:: Selected passage ::
• • •

Fierros, a 24-year-old Spanish-speaking mother with limited English skills, said she coaxed, then begged rescuers--firefighters, police and paramedics--in Spanish to please enter the burning home and save her son. The boy, Jesus Castaneda, died and two others perished in a fire that had one of the highest death tolls in recent history.

“I was screaming to please help me. I begged. I yelled. But they told me they were doing all they could. They told me (in English) that I had to jump off the roof,” Fierros said. “I kept telling them to please go inside and save my son.”


Santa Ana fire officials doubt that her pleas were ignored by firefighters, and, in fact, believe it was an ambulance driver and not a firefighter or police officer who persuaded Fierros to abandon her son by jumping from a garage roof.

“I can’t imagine any fireman ignoring her pleas because that is first in their minds,” said Santa Ana Fire Deputy Chief Wayne Bowman. “But there were ambulance personnel there who were first on the scene. . . . Firefighters are trained to look for a rescue situation, especially if they have heard a scream.”

Witnesses recalled a great amount of confusion during the house fire on South Alder Street on Jan. 4. What exacerbated emergency efforts was the large number of people living in the house and the fact that they all spoke Spanish.

Hours after the fire was extinguished, Santa Ana Fire Department spokesman Karl Ellman said investigators were having difficulty determining who was among the dead or injured, or even the names of all 15 people who lived in the five-bedroom home.

• • •

:: What to do ::
Reproduce the part of the Santa Ana house fire article above, starting with "Hours after the" and going on through "the five-bedroom home.".

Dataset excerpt
• • •

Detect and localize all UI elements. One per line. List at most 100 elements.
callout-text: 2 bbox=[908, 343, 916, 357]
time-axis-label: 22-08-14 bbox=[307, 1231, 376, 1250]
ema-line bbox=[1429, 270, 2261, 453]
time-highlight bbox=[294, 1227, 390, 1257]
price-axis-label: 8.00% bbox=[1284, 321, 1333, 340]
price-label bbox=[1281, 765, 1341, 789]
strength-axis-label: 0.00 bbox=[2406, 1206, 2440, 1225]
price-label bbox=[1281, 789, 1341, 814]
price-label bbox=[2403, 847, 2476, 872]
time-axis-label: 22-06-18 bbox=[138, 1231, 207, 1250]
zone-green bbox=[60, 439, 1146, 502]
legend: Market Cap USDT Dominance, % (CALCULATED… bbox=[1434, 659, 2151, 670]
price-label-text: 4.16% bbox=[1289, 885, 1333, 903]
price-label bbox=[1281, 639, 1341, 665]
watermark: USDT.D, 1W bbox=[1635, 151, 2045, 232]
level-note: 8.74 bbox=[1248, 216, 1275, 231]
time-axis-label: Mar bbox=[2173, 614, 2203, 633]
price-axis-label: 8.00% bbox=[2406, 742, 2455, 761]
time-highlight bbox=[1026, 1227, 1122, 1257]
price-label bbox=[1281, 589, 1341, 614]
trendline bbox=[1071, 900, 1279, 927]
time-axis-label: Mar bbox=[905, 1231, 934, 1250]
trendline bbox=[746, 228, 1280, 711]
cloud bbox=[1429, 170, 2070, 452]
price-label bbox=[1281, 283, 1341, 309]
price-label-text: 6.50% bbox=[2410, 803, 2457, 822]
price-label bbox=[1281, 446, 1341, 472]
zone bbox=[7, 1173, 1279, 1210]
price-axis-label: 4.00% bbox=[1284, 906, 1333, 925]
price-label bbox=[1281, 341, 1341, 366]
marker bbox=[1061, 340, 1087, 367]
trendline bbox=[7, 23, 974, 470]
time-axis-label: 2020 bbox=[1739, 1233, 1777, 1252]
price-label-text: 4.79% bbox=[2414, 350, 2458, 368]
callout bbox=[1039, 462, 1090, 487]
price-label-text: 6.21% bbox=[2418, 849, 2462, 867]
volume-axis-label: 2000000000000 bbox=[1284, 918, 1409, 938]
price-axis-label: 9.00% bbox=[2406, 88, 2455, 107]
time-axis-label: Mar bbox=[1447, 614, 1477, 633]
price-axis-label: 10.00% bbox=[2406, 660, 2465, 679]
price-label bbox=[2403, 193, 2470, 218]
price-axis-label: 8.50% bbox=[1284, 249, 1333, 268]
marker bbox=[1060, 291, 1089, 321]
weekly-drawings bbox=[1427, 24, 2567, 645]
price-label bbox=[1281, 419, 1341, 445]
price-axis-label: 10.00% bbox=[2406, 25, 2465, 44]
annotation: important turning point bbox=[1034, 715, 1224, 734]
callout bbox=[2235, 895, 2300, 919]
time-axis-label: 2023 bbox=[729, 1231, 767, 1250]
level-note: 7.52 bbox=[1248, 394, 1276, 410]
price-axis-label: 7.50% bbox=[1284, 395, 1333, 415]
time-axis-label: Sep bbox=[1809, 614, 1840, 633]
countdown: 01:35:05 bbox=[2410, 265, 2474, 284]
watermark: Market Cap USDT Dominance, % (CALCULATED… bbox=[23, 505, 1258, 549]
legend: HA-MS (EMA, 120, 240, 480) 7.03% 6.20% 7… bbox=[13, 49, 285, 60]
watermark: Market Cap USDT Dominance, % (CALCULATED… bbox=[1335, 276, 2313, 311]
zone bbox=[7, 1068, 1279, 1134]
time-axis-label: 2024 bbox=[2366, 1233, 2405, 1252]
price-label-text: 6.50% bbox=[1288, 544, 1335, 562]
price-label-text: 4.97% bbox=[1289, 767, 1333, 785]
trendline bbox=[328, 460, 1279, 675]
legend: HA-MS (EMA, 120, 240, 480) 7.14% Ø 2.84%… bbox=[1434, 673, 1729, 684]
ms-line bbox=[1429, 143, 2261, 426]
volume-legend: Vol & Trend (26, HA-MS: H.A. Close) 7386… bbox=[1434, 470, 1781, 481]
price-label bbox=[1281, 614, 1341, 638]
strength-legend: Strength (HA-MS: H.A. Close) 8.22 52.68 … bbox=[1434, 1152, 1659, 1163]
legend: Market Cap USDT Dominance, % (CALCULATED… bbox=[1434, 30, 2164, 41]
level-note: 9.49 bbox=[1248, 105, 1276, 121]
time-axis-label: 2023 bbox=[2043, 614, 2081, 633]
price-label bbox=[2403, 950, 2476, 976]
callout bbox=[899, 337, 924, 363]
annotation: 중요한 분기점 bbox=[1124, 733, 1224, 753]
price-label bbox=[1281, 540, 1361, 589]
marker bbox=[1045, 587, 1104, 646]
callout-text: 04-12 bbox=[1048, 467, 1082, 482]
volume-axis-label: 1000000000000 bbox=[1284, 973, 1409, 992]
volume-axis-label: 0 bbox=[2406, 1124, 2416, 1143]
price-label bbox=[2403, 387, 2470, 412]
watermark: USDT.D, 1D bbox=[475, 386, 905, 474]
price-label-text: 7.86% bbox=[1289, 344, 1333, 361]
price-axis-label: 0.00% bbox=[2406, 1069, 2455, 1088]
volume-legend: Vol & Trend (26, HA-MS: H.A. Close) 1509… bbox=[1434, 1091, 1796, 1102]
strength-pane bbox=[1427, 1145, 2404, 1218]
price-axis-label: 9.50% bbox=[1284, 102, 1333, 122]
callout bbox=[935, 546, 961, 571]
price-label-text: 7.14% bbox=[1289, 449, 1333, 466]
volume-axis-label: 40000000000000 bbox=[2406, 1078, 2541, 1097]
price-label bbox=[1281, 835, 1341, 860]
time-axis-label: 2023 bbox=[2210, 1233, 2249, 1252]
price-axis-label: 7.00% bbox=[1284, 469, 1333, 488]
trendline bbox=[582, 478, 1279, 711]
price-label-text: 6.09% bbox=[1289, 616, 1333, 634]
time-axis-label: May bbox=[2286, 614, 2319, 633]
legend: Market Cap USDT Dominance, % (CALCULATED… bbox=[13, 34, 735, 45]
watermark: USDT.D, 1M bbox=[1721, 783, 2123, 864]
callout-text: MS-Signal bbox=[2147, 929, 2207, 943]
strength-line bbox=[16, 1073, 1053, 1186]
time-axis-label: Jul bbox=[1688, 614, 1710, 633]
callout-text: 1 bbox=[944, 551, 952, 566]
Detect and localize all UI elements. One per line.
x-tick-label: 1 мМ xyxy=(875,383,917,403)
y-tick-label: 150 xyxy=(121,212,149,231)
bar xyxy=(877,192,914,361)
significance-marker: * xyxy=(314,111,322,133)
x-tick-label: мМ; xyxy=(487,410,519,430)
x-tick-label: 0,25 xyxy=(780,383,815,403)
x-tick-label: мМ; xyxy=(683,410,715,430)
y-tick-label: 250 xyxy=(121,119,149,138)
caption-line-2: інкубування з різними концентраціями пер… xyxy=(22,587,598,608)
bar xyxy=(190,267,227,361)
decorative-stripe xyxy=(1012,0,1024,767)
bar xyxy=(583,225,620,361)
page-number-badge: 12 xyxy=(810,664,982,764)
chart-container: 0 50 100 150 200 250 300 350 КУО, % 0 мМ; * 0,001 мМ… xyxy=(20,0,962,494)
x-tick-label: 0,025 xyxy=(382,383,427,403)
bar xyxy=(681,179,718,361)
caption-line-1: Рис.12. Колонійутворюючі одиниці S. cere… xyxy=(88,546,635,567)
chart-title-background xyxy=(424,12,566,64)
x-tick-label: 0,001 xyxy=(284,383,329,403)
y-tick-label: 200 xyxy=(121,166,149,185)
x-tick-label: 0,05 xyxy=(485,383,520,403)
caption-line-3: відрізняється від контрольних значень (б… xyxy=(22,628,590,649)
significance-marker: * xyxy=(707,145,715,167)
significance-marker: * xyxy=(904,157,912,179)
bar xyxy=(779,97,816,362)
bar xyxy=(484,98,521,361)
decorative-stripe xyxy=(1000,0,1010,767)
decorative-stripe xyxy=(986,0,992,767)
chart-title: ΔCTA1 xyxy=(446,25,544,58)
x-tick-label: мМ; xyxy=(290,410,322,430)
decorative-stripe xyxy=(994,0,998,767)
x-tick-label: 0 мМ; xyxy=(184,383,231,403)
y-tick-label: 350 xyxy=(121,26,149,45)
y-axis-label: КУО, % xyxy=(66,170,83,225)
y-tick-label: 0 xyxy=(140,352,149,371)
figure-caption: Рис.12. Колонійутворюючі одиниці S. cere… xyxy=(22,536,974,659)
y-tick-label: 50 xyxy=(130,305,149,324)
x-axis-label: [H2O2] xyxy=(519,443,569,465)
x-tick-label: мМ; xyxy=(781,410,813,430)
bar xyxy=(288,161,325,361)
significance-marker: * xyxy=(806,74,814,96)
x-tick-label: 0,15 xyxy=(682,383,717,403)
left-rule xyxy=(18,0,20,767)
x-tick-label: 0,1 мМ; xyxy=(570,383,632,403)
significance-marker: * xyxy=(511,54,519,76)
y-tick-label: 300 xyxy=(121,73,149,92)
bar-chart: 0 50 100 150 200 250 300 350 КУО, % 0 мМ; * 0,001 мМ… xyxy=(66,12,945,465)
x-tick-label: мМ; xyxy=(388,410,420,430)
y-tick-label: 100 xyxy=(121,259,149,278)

• • •

:: Answer to the problem ::
Hours after the fire was extinguished, Santa Ana Fire Department spokesman Karl Ellman said investigators were having difficulty determining who was among the dead or injured, or even the names of all 15 people who lived in the five-bedroom home.